* Start *
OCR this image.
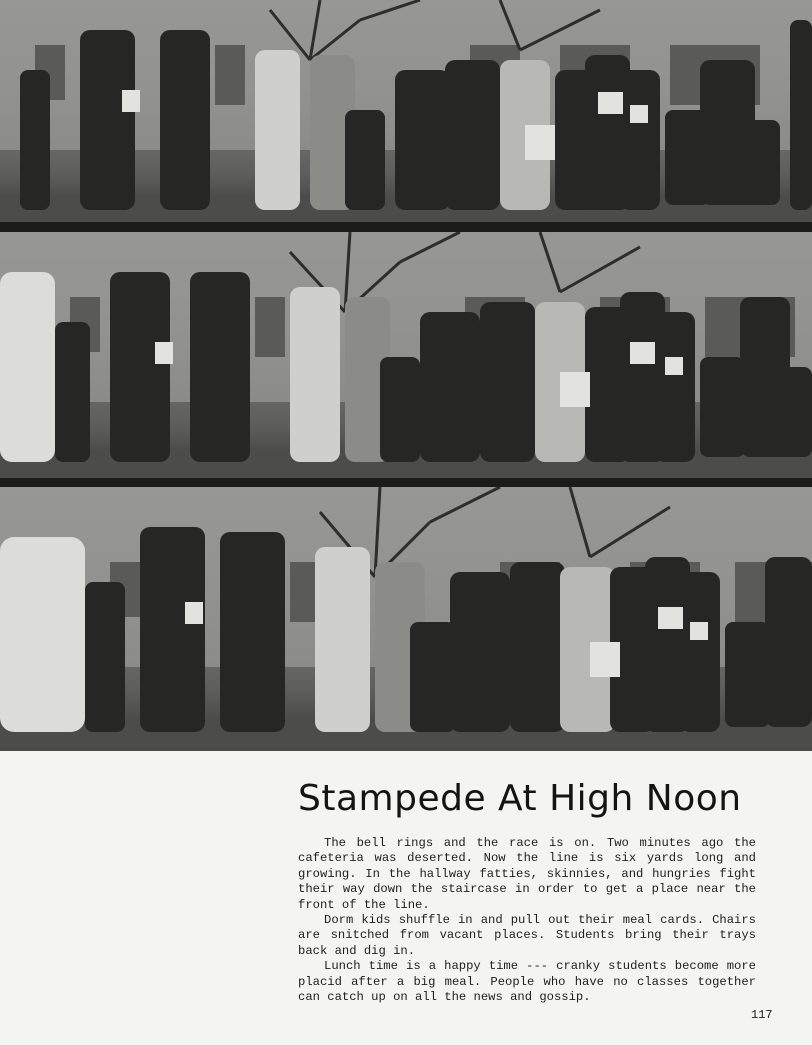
Stampede At High Noon

The bell rings and the race is on. Two minutes ago the cafeteria was deserted. Now the line is six yards long and growing. In the hallway fatties, skinnies, and hungries fight their way down the staircase in order to get a place near the front of the line.

Dorm kids shuffle in and pull out their meal cards. Chairs are snitched from vacant places. Students bring their trays back and dig in.

Lunch time is a happy time --- cranky students become more placid after a big meal. People who have no classes together can catch up on all the news and gossip.

117
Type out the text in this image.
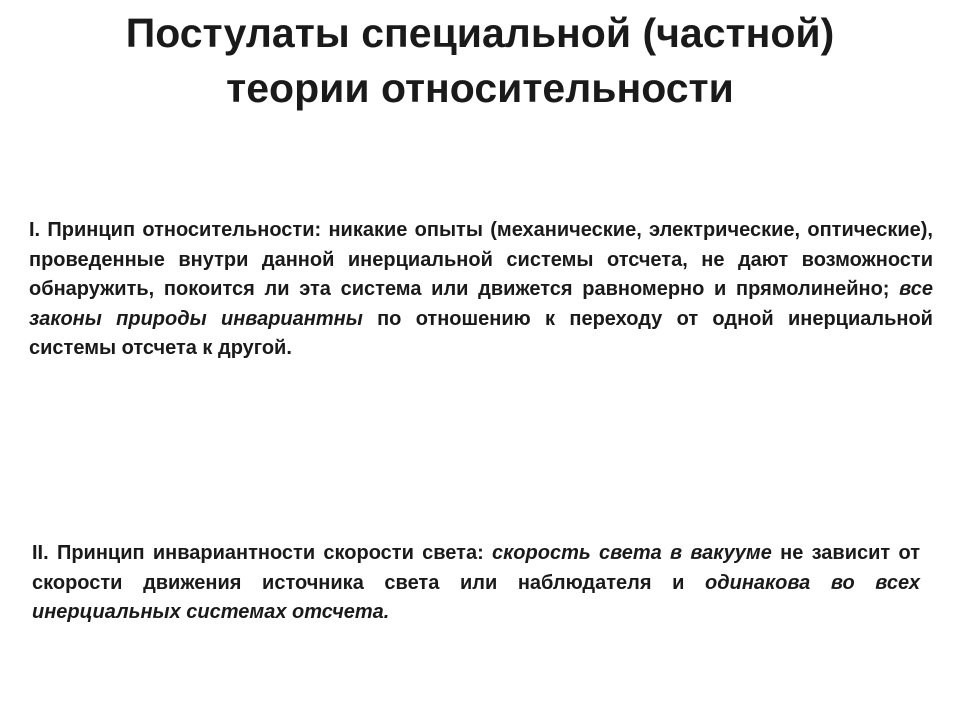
Постулаты специальной (частной)
теории относительности

I. Принцип относительности: никакие опыты (механические, электрические, оптические), проведенные внутри данной инерциальной системы отсчета, не дают возможности обнаружить, покоится ли эта система или движется равномерно и прямолинейно; все законы природы инвариантны по отношению к переходу от одной инерциальной системы отсчета к другой.

II. Принцип инвариантности скорости света: скорость света в вакууме не зависит от скорости движения источника света или наблюдателя и одинакова во всех инерциальных системах отсчета.
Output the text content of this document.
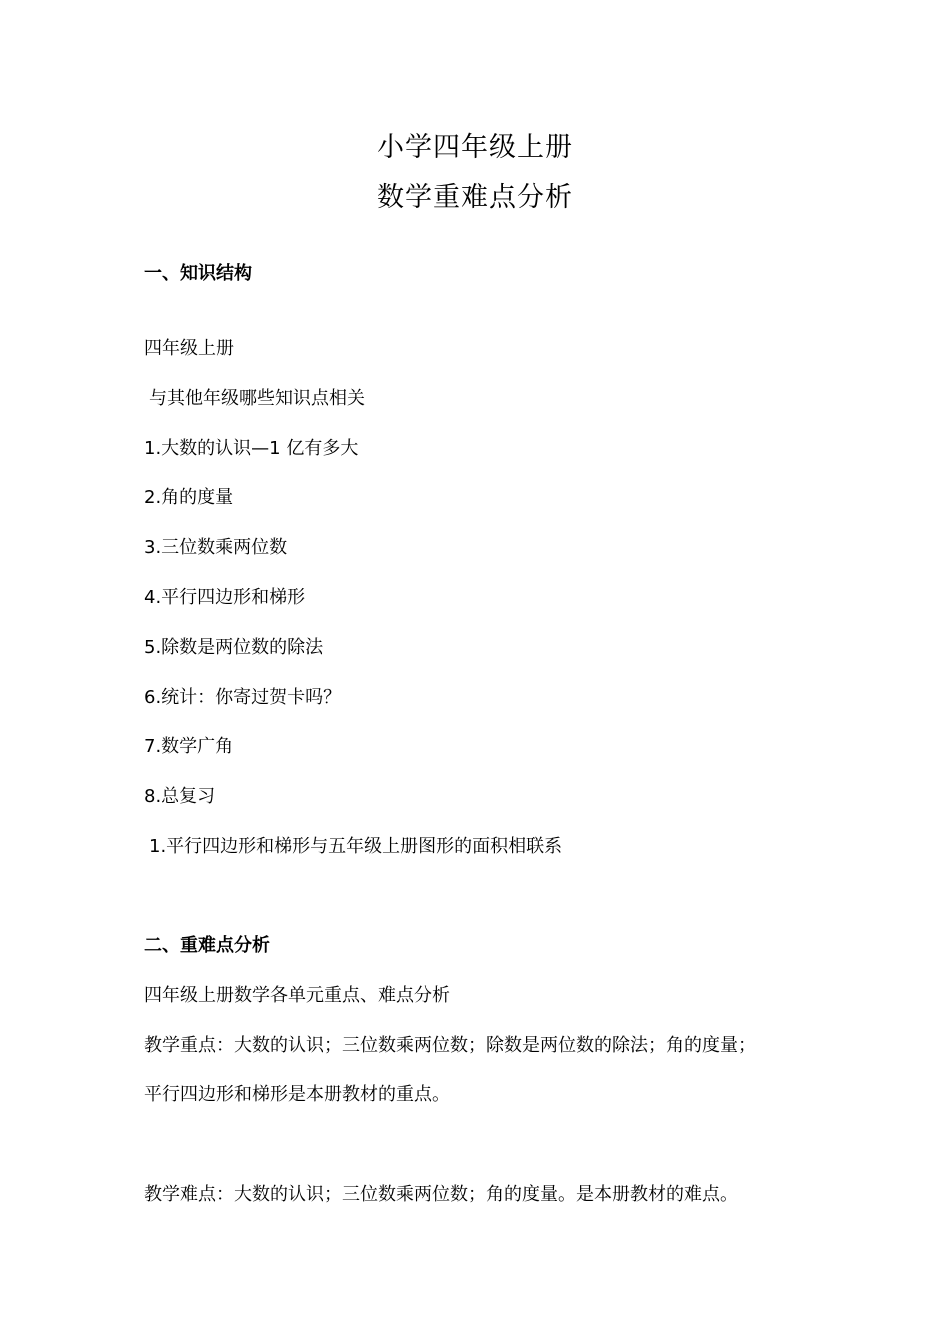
小学四年级上册
数学重难点分析
一、知识结构
四年级上册
与其他年级哪些知识点相关
1.大数的认识—1 亿有多大
2.角的度量
3.三位数乘两位数
4.平行四边形和梯形
5.除数是两位数的除法
6.统计：你寄过贺卡吗？
7.数学广角
8.总复习
1.平行四边形和梯形与五年级上册图形的面积相联系
二、重难点分析
四年级上册数学各单元重点、难点分析
教学重点：大数的认识；三位数乘两位数；除数是两位数的除法；角的度量；
平行四边形和梯形是本册教材的重点。
教学难点：大数的认识；三位数乘两位数；角的度量。是本册教材的难点。
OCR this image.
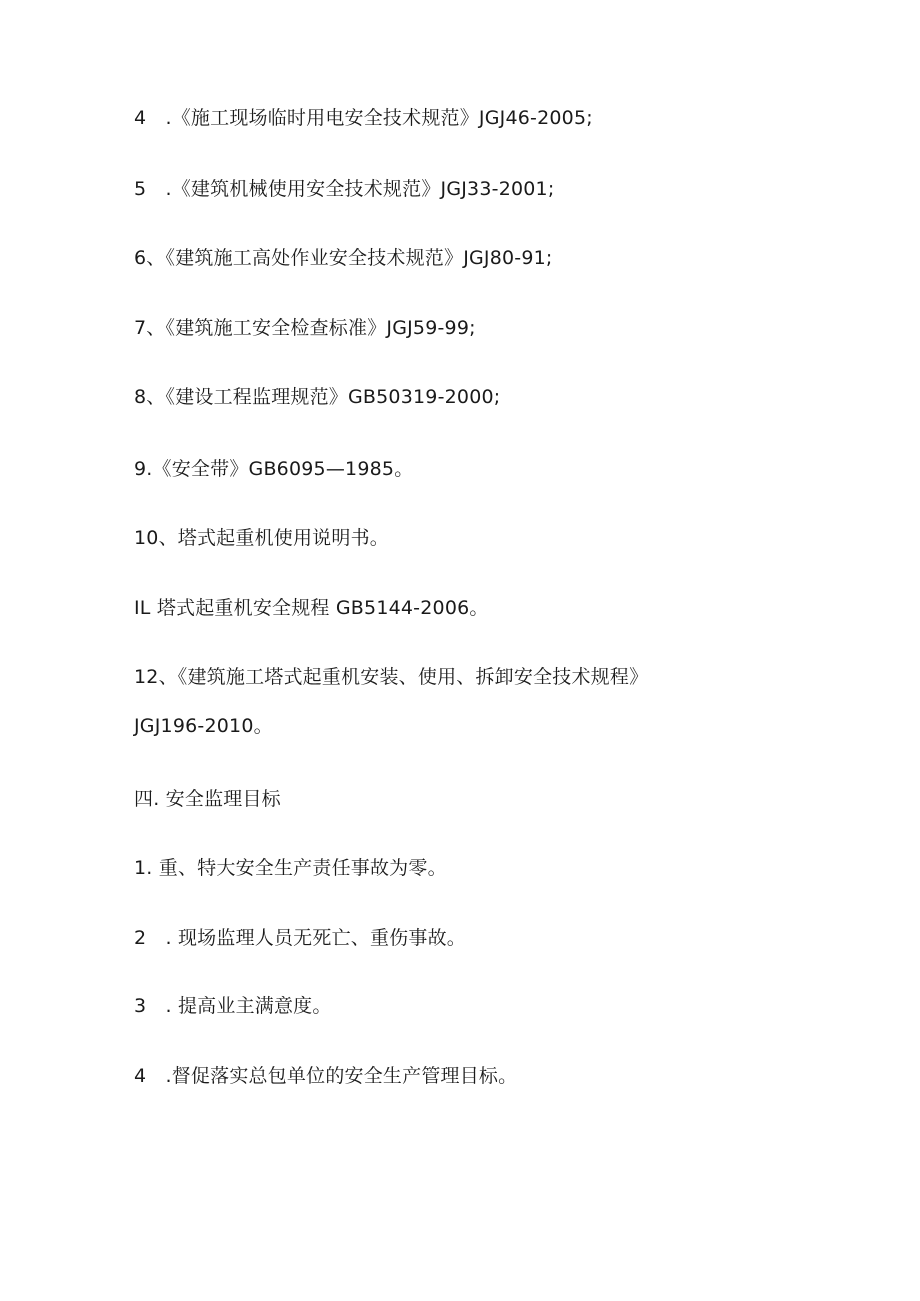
4　.《施工现场临时用电安全技术规范》JGJ46-2005;
5　.《建筑机械使用安全技术规范》JGJ33-2001;
6、《建筑施工高处作业安全技术规范》JGJ80-91;
7、《建筑施工安全检查标准》JGJ59-99;
8、《建设工程监理规范》GB50319-2000;
9.《安全带》GB6095—1985。
10、塔式起重机使用说明书。
IL 塔式起重机安全规程 GB5144-2006。
12、《建筑施工塔式起重机安装、使用、拆卸安全技术规程》
JGJ196-2010。
四. 安全监理目标
1. 重、特大安全生产责任事故为零。
2　. 现场监理人员无死亡、重伤事故。
3　. 提高业主满意度。
4　.督促落实总包单位的安全生产管理目标。
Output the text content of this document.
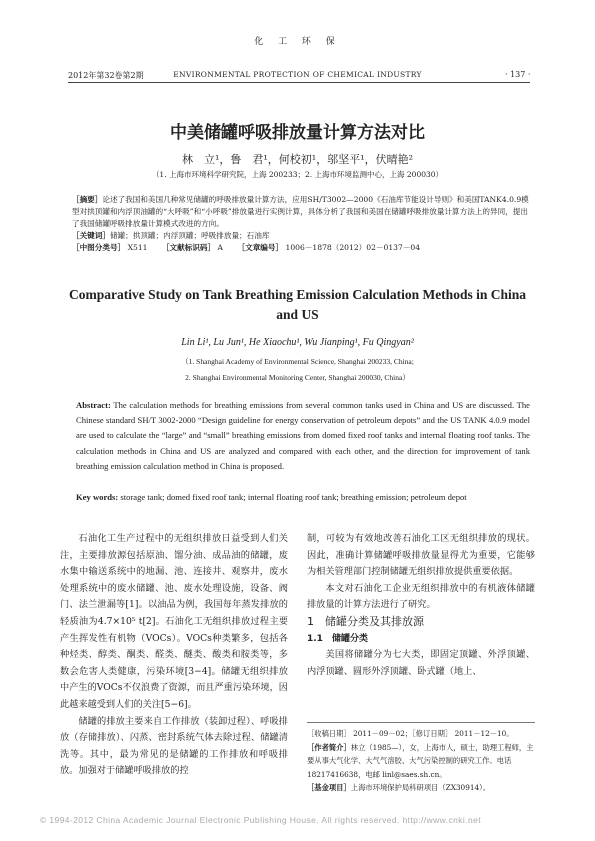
化 工 环 保
2012年第32卷第2期	ENVIRONMENTAL PROTECTION OF CHEMICAL INDUSTRY	· 137 ·
中美储罐呼吸排放量计算方法对比
林　立¹，鲁　君¹，何校初¹，邬坚平¹，伏晴艳²
（1. 上海市环境科学研究院，上海 200233；2. 上海市环境监测中心，上海 200030）

［摘要］论述了我国和美国几种常见储罐的呼吸排放量计算方法，应用SH/T3002—2000《石油库节能设计导则》和美国TANK4.0.9模型对拱顶罐和内浮顶油罐的“大呼吸”和“小呼吸”排放量进行实例计算，具体分析了我国和美国在储罐呼吸排放量计算方法上的异同，提出了我国储罐呼吸排放量计算模式改进的方向。

［关键词］储罐；拱顶罐；内浮顶罐；呼吸排放量；石油库

［中图分类号］ X511 ［文献标识码］ A ［文章编号］ 1006－1878（2012）02－0137－04

Comparative Study on Tank Breathing Emission Calculation Methods in China and US
Lin Li¹, Lu Jun¹, He Xiaochu¹, Wu Jianping¹, Fu Qingyan²
（1. Shanghai Academy of Environmental Science, Shanghai 200233, China;
2. Shanghai Environmental Monitoring Center, Shanghai 200030, China）
Abstract: The calculation methods for breathing emissions from several common tanks used in China and US are discussed. The Chinese standard SH/T 3002-2000 “Design guideline for energy conservation of petroleum depots” and the US TANK 4.0.9 model are used to calculate the “large” and “small” breathing emissions from domed fixed roof tanks and internal floating roof tanks. The calculation methods in China and US are analyzed and compared with each other, and the direction for improvement of tank breathing emission calculation method in China is proposed.
Key words: storage tank; domed fixed roof tank; internal floating roof tank; breathing emission; petroleum depot

石油化工生产过程中的无组织排放日益受到人们关注，主要排放源包括原油、馏分油、成品油的储罐，废水集中输送系统中的地漏、池、连接井、观察井，废水处理系统中的废水储罐、池、废水处理设施，设备、阀门、法兰泄漏等[1]。以油品为例，我国每年蒸发排放的轻质油为4.7×10⁵ t[2]。石油化工无组织排放过程主要产生挥发性有机物（VOCs）。VOCs种类繁多，包括各种烃类、醇类、酮类、醛类、醚类、酸类和胺类等，多数会危害人类健康，污染环境[3−4]。储罐无组织排放中产生的VOCs不仅浪费了资源，而且严重污染环境，因此越来越受到人们的关注[5−6]。

储罐的排放主要来自工作排放（装卸过程）、呼吸排放（存储排放）、闪蒸、密封系统气体去除过程、储罐清洗等。其中，最为常见的是储罐的工作排放和呼吸排放。加强对于储罐呼吸排放的控

制，可较为有效地改善石油化工区无组织排放的现状。因此，准确计算储罐呼吸排放量显得尤为重要，它能够为相关管理部门控制储罐无组织排放提供重要依据。

本文对石油化工企业无组织排放中的有机液体储罐排放量的计算方法进行了研究。

1　储罐分类及其排放源

1.1　储罐分类

美国将储罐分为七大类，即固定顶罐、外浮顶罐、内浮顶罐、圆形外浮顶罐、卧式罐（地上、

［收稿日期］ 2011－09－02；［修订日期］ 2011－12－10。

［作者简介］林立（1985—），女，上海市人，硕士，助理工程师，主要从事大气化学、大气气溶胶、大气污染控制的研究工作。电话 18217416638，电邮 linl@saes.sh.cn。

［基金项目］上海市环境保护局科研项目（ZX30914）。

© 1994-2012 China Academic Journal Electronic Publishing House. All rights reserved. http://www.cnki.net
* End *
> **Task prompt**: From the data above, work out how many lines contain the string "internal" and reply with only the number.

> **Final result**: 2